● **EXERCISE**
Render each line of the rows below as a numbered list, skipping blank lines and leaving the pictures out.
___ GIVEN DATA
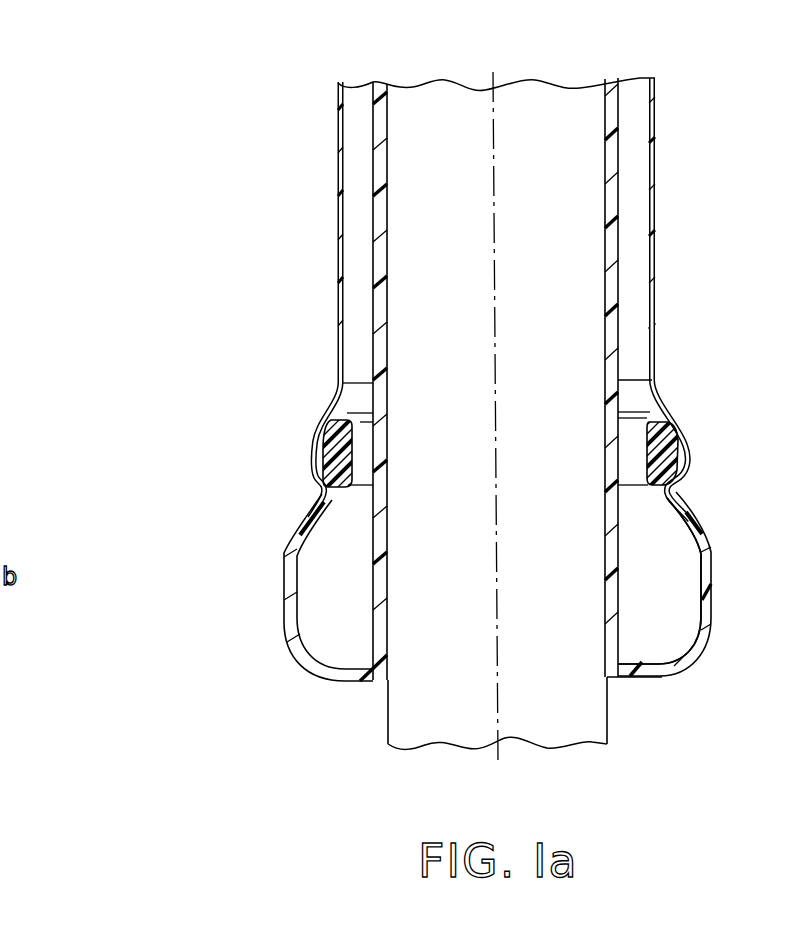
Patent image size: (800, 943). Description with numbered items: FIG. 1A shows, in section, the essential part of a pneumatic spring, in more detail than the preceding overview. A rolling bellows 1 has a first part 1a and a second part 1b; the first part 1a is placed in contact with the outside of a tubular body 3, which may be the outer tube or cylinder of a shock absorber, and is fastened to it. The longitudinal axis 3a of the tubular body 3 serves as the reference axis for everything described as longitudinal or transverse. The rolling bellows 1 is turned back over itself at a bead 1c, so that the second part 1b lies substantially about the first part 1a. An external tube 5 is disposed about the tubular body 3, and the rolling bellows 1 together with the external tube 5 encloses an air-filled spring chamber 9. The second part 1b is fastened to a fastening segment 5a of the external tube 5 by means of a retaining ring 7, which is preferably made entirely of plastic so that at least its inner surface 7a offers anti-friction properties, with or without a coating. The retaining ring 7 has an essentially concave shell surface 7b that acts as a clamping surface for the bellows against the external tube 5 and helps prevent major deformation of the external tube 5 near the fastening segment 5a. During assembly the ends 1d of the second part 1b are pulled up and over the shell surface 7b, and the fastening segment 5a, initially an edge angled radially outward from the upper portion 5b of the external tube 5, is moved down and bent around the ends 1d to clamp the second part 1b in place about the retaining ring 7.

The rolling bellows 1 is at (316, 726).
The first part of the rolling bellows 1a is at (360, 590).
The second part of the rolling bellows 1b is at (713, 583).
The bead 1c is at (653, 662).
The ends of the second part 1d is at (662, 408).
The tubular body 3 is at (607, 697).
The longitudinal axis 3a is at (497, 680).
The external tube 5 is at (664, 231).
The fastening segment 5a is at (684, 406).
The upper portion of the external tube 5b is at (655, 312).
The retaining ring 7 is at (688, 446).
The inner surface of the retaining ring 7a is at (355, 444).
The shell surface 7b is at (318, 478).
The spring chamber 9 is at (663, 545).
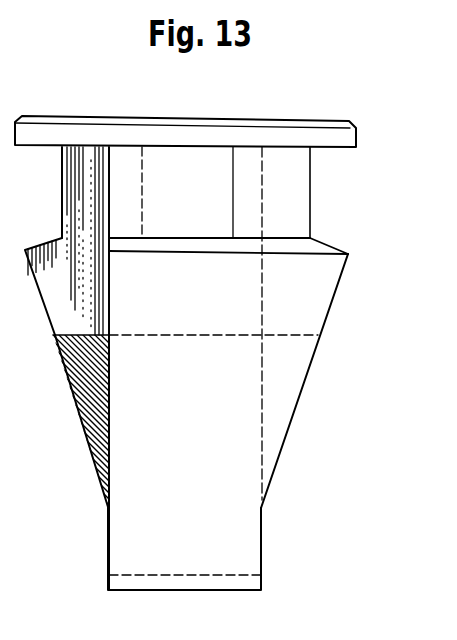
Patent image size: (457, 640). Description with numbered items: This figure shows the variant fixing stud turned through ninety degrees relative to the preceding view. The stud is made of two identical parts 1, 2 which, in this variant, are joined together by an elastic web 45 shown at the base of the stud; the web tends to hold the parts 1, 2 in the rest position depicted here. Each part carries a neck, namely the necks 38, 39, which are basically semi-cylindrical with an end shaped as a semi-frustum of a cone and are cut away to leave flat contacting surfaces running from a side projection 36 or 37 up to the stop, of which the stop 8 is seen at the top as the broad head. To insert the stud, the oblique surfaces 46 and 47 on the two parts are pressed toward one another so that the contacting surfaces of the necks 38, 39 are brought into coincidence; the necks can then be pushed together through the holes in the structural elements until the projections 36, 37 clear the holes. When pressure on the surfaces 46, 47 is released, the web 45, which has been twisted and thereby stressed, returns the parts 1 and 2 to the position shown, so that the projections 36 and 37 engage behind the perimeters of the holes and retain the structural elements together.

The stop 8 is at (330, 128).
The neck 38 is at (87, 182).
The side projection 36 is at (52, 238).
The side projection 37 is at (202, 248).
The neck 39 is at (280, 193).
The oblique surface 46 is at (48, 323).
The oblique surface 47 is at (328, 315).
The elastic web 45 is at (172, 582).
The part 1 is at (62, 428).
The part 2 is at (303, 430).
______
● **EXERCISE OUTPUT**
1. Patent image size: (800, 943). Description with numbered items: FIG. 1A shows, in section, the essential part of a pneumatic spring, in more detail than the preceding overview. A rolling bellows 1 has a first part 1a and a second part 1b; the first part 1a is placed in contact with the outside of a tubular body 3, which may be the outer tube or cylinder of a shock absorber, and is fastened to it. The longitudinal axis 3a of the tubular body 3 serves as the reference axis for everything described as longitudinal or transverse. The rolling bellows 1 is turned back over itself at a bead 1c, so that the second part 1b lies substantially about the first part 1a. An external tube 5 is disposed about the tubular body 3, and the rolling bellows 1 together with the external tube 5 encloses an air-filled spring chamber 9. The second part 1b is fastened to a fastening segment 5a of the external tube 5 by means of a retaining ring 7, which is preferably made entirely of plastic so that at least its inner surface 7a offers anti-friction properties, with or without a coating. The retaining ring 7 has an essentially concave shell surface 7b that acts as a clamping surface for the bellows against the external tube 5 and helps prevent major deformation of the external tube 5 near the fastening segment 5a. During assembly the ends 1d of the second part 1b are pulled up and over the shell surface 7b, and the fastening segment 5a, initially an edge angled radially outward from the upper portion 5b of the external tube 5, is moved down and bent around the ends 1d to clamp the second part 1b in place about the retaining ring 7.
2. The rolling bellows 1 is at (316, 726).
3. The first part of the rolling bellows 1a is at (360, 590).
4. The second part of the rolling bellows 1b is at (713, 583).
5. The bead 1c is at (653, 662).
6. The ends of the second part 1d is at (662, 408).
7. The tubular body 3 is at (607, 697).
8. The longitudinal axis 3a is at (497, 680).
9. The external tube 5 is at (664, 231).
10. The fastening segment 5a is at (684, 406).
11. The upper portion of the external tube 5b is at (655, 312).
12. The retaining ring 7 is at (688, 446).
13. The inner surface of the retaining ring 7a is at (355, 444).
14. The shell surface 7b is at (318, 478).
15. The spring chamber 9 is at (663, 545).
16. Patent image size: (457, 640). Description with numbered items: This figure shows the variant fixing stud turned through ninety degrees relative to the preceding view. The stud is made of two identical parts 1, 2 which, in this variant, are joined together by an elastic web 45 shown at the base of the stud; the web tends to hold the parts 1, 2 in the rest position depicted here. Each part carries a neck, namely the necks 38, 39, which are basically semi-cylindrical with an end shaped as a semi-frustum of a cone and are cut away to leave flat contacting surfaces running from a side projection 36 or 37 up to the stop, of which the stop 8 is seen at the top as the broad head. To insert the stud, the oblique surfaces 46 and 47 on the two parts are pressed toward one another so that the contacting surfaces of the necks 38, 39 are brought into coincidence; the necks can then be pushed together through the holes in the structural elements until the projections 36, 37 clear the holes. When pressure on the surfaces 46, 47 is released, the web 45, which has been twisted and thereby stressed, returns the parts 1 and 2 to the position shown, so that the projections 36 and 37 engage behind the perimeters of the holes and retain the structural elements together.
17. The stop 8 is at (330, 128).
18. The neck 38 is at (87, 182).
19. The side projection 36 is at (52, 238).
20. The side projection 37 is at (202, 248).
21. The neck 39 is at (280, 193).
22. The oblique surface 46 is at (48, 323).
23. The oblique surface 47 is at (328, 315).
24. The elastic web 45 is at (172, 582).
25. The part 1 is at (62, 428).
26. The part 2 is at (303, 430).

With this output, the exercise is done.